▸ REQUIRED WORK
In the copy, include every entry exactly but none of the pictures.

★ ★ ★ ★ ★

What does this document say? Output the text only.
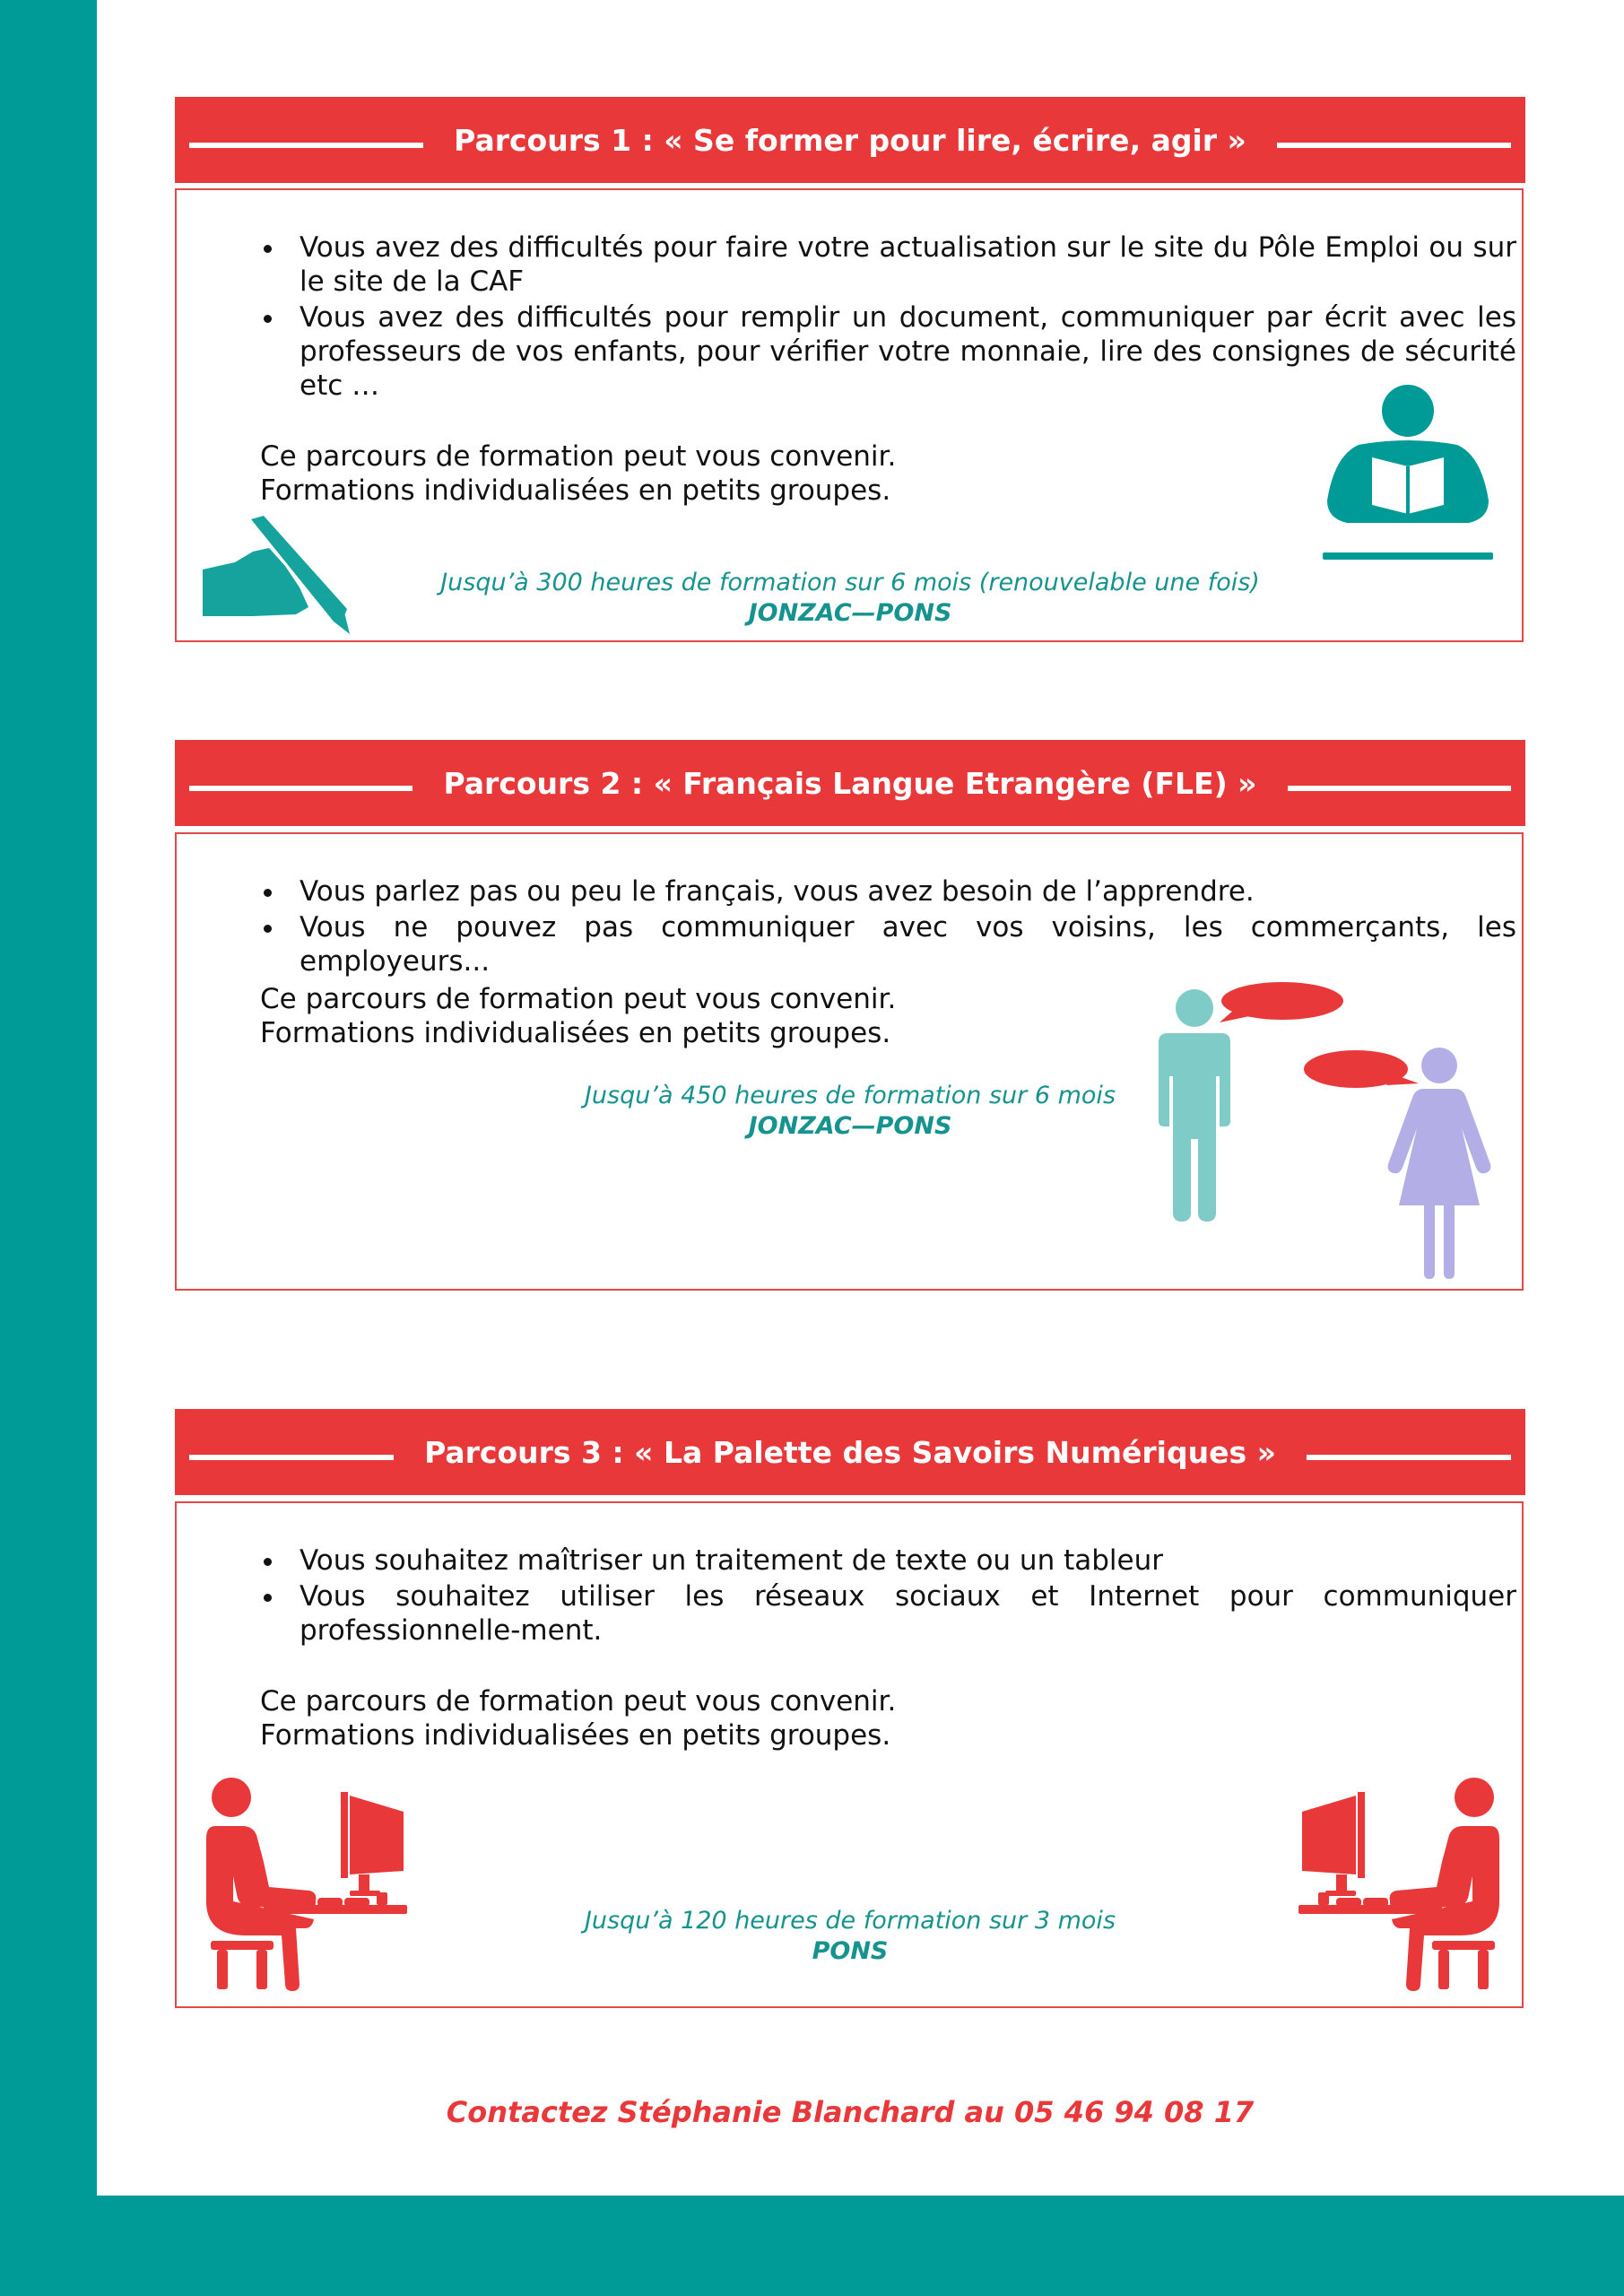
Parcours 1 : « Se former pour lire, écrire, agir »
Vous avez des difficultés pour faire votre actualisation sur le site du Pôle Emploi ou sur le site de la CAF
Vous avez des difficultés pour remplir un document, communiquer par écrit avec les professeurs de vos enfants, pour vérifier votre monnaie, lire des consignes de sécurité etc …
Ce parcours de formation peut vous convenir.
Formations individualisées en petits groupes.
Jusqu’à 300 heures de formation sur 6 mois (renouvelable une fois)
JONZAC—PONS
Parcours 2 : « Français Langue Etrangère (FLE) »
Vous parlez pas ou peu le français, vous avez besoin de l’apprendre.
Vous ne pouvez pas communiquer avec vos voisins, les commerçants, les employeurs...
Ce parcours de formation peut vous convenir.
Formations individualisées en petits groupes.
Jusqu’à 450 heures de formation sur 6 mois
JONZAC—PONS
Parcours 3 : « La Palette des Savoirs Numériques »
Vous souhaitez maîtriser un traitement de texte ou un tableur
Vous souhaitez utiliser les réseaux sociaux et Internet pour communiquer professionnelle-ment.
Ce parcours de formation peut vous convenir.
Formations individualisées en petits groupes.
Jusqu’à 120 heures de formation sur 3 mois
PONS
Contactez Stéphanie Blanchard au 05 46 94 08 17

★ ★ ★ ★ ★

▸ EXERCISE SOLUTION
What does this document say? Output the text only.
Parcours 1 : « Se former pour lire, écrire, agir »
Vous avez des difficultés pour faire votre actualisation sur le site du Pôle Emploi ou sur le site de la CAF
Vous avez des difficultés pour remplir un document, communiquer par écrit avec les professeurs de vos enfants, pour vérifier votre monnaie, lire des consignes de sécurité etc …
Ce parcours de formation peut vous convenir.
Formations individualisées en petits groupes.
Jusqu’à 300 heures de formation sur 6 mois (renouvelable une fois)
JONZAC—PONS
Parcours 2 : « Français Langue Etrangère (FLE) »
Vous parlez pas ou peu le français, vous avez besoin de l’apprendre.
Vous ne pouvez pas communiquer avec vos voisins, les commerçants, les employeurs...
Ce parcours de formation peut vous convenir.
Formations individualisées en petits groupes.
Jusqu’à 450 heures de formation sur 6 mois
JONZAC—PONS
Parcours 3 : « La Palette des Savoirs Numériques »
Vous souhaitez maîtriser un traitement de texte ou un tableur
Vous souhaitez utiliser les réseaux sociaux et Internet pour communiquer professionnelle-ment.
Ce parcours de formation peut vous convenir.
Formations individualisées en petits groupes.
Jusqu’à 120 heures de formation sur 3 mois
PONS
Contactez Stéphanie Blanchard au 05 46 94 08 17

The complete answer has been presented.